| Görevin istediği |
Aşağıdaki satırların tamamını, boş satırları dışarıda bırakarak numaralı bir liste olarak yaz.

■ ■ ■ ■ ■

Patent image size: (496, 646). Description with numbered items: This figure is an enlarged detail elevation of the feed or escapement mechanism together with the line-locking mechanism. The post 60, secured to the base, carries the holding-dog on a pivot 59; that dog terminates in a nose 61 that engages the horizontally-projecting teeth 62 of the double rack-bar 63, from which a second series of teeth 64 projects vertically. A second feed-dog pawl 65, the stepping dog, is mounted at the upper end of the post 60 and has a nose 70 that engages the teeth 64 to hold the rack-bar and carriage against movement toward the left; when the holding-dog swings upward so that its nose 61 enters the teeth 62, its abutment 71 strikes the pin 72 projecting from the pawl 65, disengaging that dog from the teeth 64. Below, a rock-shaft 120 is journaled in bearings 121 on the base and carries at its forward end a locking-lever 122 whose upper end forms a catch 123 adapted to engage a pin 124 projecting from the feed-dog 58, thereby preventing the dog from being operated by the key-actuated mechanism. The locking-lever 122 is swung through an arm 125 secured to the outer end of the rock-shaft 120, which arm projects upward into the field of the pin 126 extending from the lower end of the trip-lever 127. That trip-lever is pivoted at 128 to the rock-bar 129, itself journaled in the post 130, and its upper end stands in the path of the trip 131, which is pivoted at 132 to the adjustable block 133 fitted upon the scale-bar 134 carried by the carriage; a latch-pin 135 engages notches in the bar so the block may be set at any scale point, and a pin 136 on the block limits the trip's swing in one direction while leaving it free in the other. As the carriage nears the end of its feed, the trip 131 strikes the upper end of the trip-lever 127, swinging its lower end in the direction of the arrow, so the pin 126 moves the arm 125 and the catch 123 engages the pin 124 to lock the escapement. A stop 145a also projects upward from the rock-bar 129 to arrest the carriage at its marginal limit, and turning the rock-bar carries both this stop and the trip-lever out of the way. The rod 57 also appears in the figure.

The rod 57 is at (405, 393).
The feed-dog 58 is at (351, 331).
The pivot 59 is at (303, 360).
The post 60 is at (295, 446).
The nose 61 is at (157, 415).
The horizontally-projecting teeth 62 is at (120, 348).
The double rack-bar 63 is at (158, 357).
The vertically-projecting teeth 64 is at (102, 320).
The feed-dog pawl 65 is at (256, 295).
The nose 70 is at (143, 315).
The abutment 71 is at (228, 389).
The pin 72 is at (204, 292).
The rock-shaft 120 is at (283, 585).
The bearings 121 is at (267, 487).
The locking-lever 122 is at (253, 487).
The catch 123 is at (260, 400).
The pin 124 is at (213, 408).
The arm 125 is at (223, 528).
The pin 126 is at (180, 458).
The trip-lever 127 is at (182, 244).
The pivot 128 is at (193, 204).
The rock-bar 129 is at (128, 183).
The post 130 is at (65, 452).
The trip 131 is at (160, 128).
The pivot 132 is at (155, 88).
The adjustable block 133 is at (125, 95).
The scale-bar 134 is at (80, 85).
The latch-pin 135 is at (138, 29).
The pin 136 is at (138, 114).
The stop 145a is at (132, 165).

■ ■ ■ ■ ■

| Çözüm |
1. Patent image size: (496, 646). Description with numbered items: This figure is an enlarged detail elevation of the feed or escapement mechanism together with the line-locking mechanism. The post 60, secured to the base, carries the holding-dog on a pivot 59; that dog terminates in a nose 61 that engages the horizontally-projecting teeth 62 of the double rack-bar 63, from which a second series of teeth 64 projects vertically. A second feed-dog pawl 65, the stepping dog, is mounted at the upper end of the post 60 and has a nose 70 that engages the teeth 64 to hold the rack-bar and carriage against movement toward the left; when the holding-dog swings upward so that its nose 61 enters the teeth 62, its abutment 71 strikes the pin 72 projecting from the pawl 65, disengaging that dog from the teeth 64. Below, a rock-shaft 120 is journaled in bearings 121 on the base and carries at its forward end a locking-lever 122 whose upper end forms a catch 123 adapted to engage a pin 124 projecting from the feed-dog 58, thereby preventing the dog from being operated by the key-actuated mechanism. The locking-lever 122 is swung through an arm 125 secured to the outer end of the rock-shaft 120, which arm projects upward into the field of the pin 126 extending from the lower end of the trip-lever 127. That trip-lever is pivoted at 128 to the rock-bar 129, itself journaled in the post 130, and its upper end stands in the path of the trip 131, which is pivoted at 132 to the adjustable block 133 fitted upon the scale-bar 134 carried by the carriage; a latch-pin 135 engages notches in the bar so the block may be set at any scale point, and a pin 136 on the block limits the trip's swing in one direction while leaving it free in the other. As the carriage nears the end of its feed, the trip 131 strikes the upper end of the trip-lever 127, swinging its lower end in the direction of the arrow, so the pin 126 moves the arm 125 and the catch 123 engages the pin 124 to lock the escapement. A stop 145a also projects upward from the rock-bar 129 to arrest the carriage at its marginal limit, and turning the rock-bar carries both this stop and the trip-lever out of the way. The rod 57 also appears in the figure.
2. The rod 57 is at (405, 393).
3. The feed-dog 58 is at (351, 331).
4. The pivot 59 is at (303, 360).
5. The post 60 is at (295, 446).
6. The nose 61 is at (157, 415).
7. The horizontally-projecting teeth 62 is at (120, 348).
8. The double rack-bar 63 is at (158, 357).
9. The vertically-projecting teeth 64 is at (102, 320).
10. The feed-dog pawl 65 is at (256, 295).
11. The nose 70 is at (143, 315).
12. The abutment 71 is at (228, 389).
13. The pin 72 is at (204, 292).
14. The rock-shaft 120 is at (283, 585).
15. The bearings 121 is at (267, 487).
16. The locking-lever 122 is at (253, 487).
17. The catch 123 is at (260, 400).
18. The pin 124 is at (213, 408).
19. The arm 125 is at (223, 528).
20. The pin 126 is at (180, 458).
21. The trip-lever 127 is at (182, 244).
22. The pivot 128 is at (193, 204).
23. The rock-bar 129 is at (128, 183).
24. The post 130 is at (65, 452).
25. The trip 131 is at (160, 128).
26. The pivot 132 is at (155, 88).
27. The adjustable block 133 is at (125, 95).
28. The scale-bar 134 is at (80, 85).
29. The latch-pin 135 is at (138, 29).
30. The pin 136 is at (138, 114).
31. The stop 145a is at (132, 165).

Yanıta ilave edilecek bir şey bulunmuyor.